Data listing
>> begin
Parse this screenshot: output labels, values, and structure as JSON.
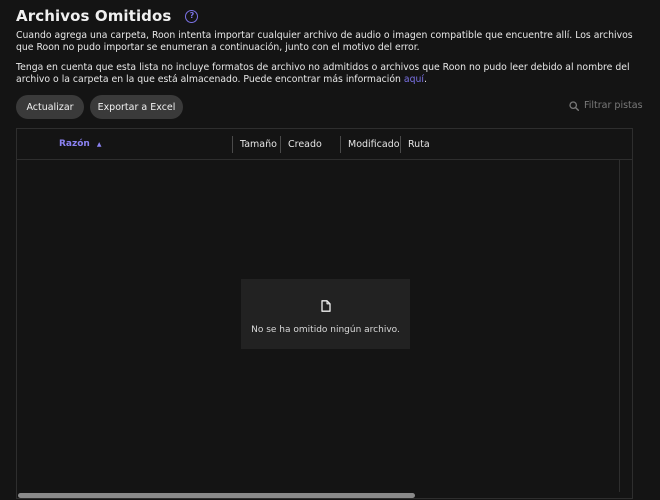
{
  "header": {
    "title": "Archivos Omitidos",
    "help_icon": "question-circle-icon"
  },
  "description": {
    "paragraph1": "Cuando agrega una carpeta, Roon intenta importar cualquier archivo de audio o imagen compatible que encuentre allí. Los archivos que Roon no pudo importar se enumeran a continuación, junto con el motivo del error.",
    "paragraph2_text": "Tenga en cuenta que esta lista no incluye formatos de archivo no admitidos o archivos que Roon no pudo leer debido al nombre del archivo o la carpeta en la que está almacenado. Puede encontrar más información ",
    "paragraph2_link": "aquí",
    "paragraph2_end": "."
  },
  "toolbar": {
    "refresh_label": "Actualizar",
    "export_label": "Exportar a Excel",
    "filter_placeholder": "Filtrar pistas",
    "filter_icon": "search-icon"
  },
  "table": {
    "columns": {
      "reason": "Razón",
      "size": "Tamaño",
      "created": "Creado",
      "modified": "Modificado",
      "path": "Ruta"
    },
    "sort_indicator": "▲",
    "sorted_column": "reason",
    "rows": [],
    "empty_icon": "file-icon",
    "empty_message": "No se ha omitido ningún archivo."
  },
  "colors": {
    "background": "#141414",
    "accent": "#7b72e6",
    "button": "#3a3a3a",
    "panel": "#222222"
  }
}
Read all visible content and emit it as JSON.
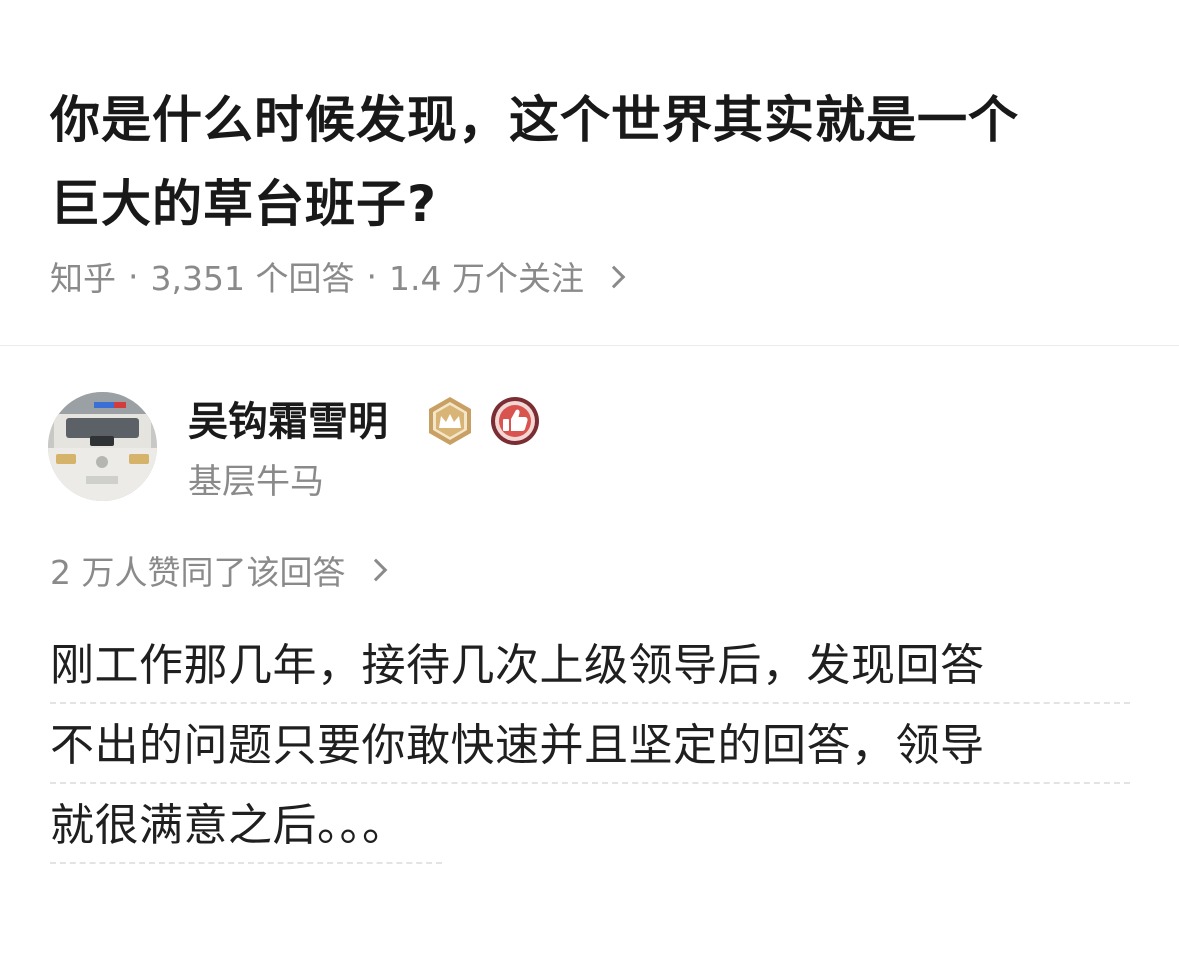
{
  "question": {
    "title_line1": "你是什么时候发现，这个世界其实就是一个",
    "title_line2": "巨大的草台班子?",
    "source": "知乎",
    "separator": "·",
    "answer_count": "3,351 个回答",
    "follower_count": "1.4 万个关注"
  },
  "author": {
    "name": "吴钩霜雪明",
    "bio": "基层牛马",
    "badges": [
      "crown-badge-icon",
      "thumbs-up-badge-icon"
    ]
  },
  "answer": {
    "upvote_summary": "2 万人赞同了该回答",
    "lines": [
      "刚工作那几年，接待几次上级领导后，发现回答",
      "不出的问题只要你敢快速并且坚定的回答，领导",
      "就很满意之后。。。"
    ]
  },
  "colors": {
    "title": "#191919",
    "meta": "#8a8a8a",
    "body": "#1f1f1f",
    "badge_gold": "#c9a063",
    "badge_red": "#d9534f"
  }
}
>> end
** Problem details **
Make an exact reproduction of the listing above, without any pictures.

** Solution **
Parse this screenshot: output labels, values, and structure as JSON.
{
  "header": {
    "title": "Archivos Omitidos",
    "help_icon": "question-circle-icon"
  },
  "description": {
    "paragraph1": "Cuando agrega una carpeta, Roon intenta importar cualquier archivo de audio o imagen compatible que encuentre allí. Los archivos que Roon no pudo importar se enumeran a continuación, junto con el motivo del error.",
    "paragraph2_text": "Tenga en cuenta que esta lista no incluye formatos de archivo no admitidos o archivos que Roon no pudo leer debido al nombre del archivo o la carpeta en la que está almacenado. Puede encontrar más información ",
    "paragraph2_link": "aquí",
    "paragraph2_end": "."
  },
  "toolbar": {
    "refresh_label": "Actualizar",
    "export_label": "Exportar a Excel",
    "filter_placeholder": "Filtrar pistas",
    "filter_icon": "search-icon"
  },
  "table": {
    "columns": {
      "reason": "Razón",
      "size": "Tamaño",
      "created": "Creado",
      "modified": "Modificado",
      "path": "Ruta"
    },
    "sort_indicator": "▲",
    "sorted_column": "reason",
    "rows": [],
    "empty_icon": "file-icon",
    "empty_message": "No se ha omitido ningún archivo."
  },
  "colors": {
    "background": "#141414",
    "accent": "#7b72e6",
    "button": "#3a3a3a",
    "panel": "#222222"
  }
}
Read all visible content and emit it as JSON.
{
  "question": {
    "title_line1": "你是什么时候发现，这个世界其实就是一个",
    "title_line2": "巨大的草台班子?",
    "source": "知乎",
    "separator": "·",
    "answer_count": "3,351 个回答",
    "follower_count": "1.4 万个关注"
  },
  "author": {
    "name": "吴钩霜雪明",
    "bio": "基层牛马",
    "badges": [
      "crown-badge-icon",
      "thumbs-up-badge-icon"
    ]
  },
  "answer": {
    "upvote_summary": "2 万人赞同了该回答",
    "lines": [
      "刚工作那几年，接待几次上级领导后，发现回答",
      "不出的问题只要你敢快速并且坚定的回答，领导",
      "就很满意之后。。。"
    ]
  },
  "colors": {
    "title": "#191919",
    "meta": "#8a8a8a",
    "body": "#1f1f1f",
    "badge_gold": "#c9a063",
    "badge_red": "#d9534f"
  }
}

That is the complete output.